Exercise aim
Reproduce each record exactly.

Source records
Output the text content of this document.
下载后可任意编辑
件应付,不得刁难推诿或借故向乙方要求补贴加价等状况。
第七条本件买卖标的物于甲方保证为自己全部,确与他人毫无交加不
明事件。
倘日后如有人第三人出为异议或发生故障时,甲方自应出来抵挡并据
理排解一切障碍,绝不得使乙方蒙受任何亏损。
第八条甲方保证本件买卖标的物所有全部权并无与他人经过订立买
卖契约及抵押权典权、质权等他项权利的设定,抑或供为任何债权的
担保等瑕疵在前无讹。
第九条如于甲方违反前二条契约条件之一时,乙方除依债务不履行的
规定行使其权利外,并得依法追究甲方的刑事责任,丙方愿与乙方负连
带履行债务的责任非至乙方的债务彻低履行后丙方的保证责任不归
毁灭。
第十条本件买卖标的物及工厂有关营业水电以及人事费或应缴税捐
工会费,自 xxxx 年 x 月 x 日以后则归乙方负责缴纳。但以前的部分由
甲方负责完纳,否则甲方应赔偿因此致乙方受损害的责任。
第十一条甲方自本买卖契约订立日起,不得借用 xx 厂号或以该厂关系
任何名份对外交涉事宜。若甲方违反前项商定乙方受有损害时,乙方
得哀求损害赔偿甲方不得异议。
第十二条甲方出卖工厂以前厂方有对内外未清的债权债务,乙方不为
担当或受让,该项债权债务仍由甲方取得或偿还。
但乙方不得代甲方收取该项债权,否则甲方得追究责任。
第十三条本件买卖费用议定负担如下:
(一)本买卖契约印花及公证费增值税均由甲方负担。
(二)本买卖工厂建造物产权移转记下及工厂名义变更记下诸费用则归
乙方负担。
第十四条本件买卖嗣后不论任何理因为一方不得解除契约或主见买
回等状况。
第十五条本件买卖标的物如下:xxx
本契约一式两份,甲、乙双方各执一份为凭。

Task result
Output the text content of this document.
下载后可任意编辑
件应付,不得刁难推诿或借故向乙方要求补贴加价等状况。
第七条本件买卖标的物于甲方保证为自己全部,确与他人毫无交加不
明事件。
倘日后如有人第三人出为异议或发生故障时,甲方自应出来抵挡并据
理排解一切障碍,绝不得使乙方蒙受任何亏损。
第八条甲方保证本件买卖标的物所有全部权并无与他人经过订立买
卖契约及抵押权典权、质权等他项权利的设定,抑或供为任何债权的
担保等瑕疵在前无讹。
第九条如于甲方违反前二条契约条件之一时,乙方除依债务不履行的
规定行使其权利外,并得依法追究甲方的刑事责任,丙方愿与乙方负连
带履行债务的责任非至乙方的债务彻低履行后丙方的保证责任不归
毁灭。
第十条本件买卖标的物及工厂有关营业水电以及人事费或应缴税捐
工会费,自 xxxx 年 x 月 x 日以后则归乙方负责缴纳。但以前的部分由
甲方负责完纳,否则甲方应赔偿因此致乙方受损害的责任。
第十一条甲方自本买卖契约订立日起,不得借用 xx 厂号或以该厂关系
任何名份对外交涉事宜。若甲方违反前项商定乙方受有损害时,乙方
得哀求损害赔偿甲方不得异议。
第十二条甲方出卖工厂以前厂方有对内外未清的债权债务,乙方不为
担当或受让,该项债权债务仍由甲方取得或偿还。
但乙方不得代甲方收取该项债权,否则甲方得追究责任。
第十三条本件买卖费用议定负担如下:
(一)本买卖契约印花及公证费增值税均由甲方负担。
(二)本买卖工厂建造物产权移转记下及工厂名义变更记下诸费用则归
乙方负担。
第十四条本件买卖嗣后不论任何理因为一方不得解除契约或主见买
回等状况。
第十五条本件买卖标的物如下:xxx
本契约一式两份,甲、乙双方各执一份为凭。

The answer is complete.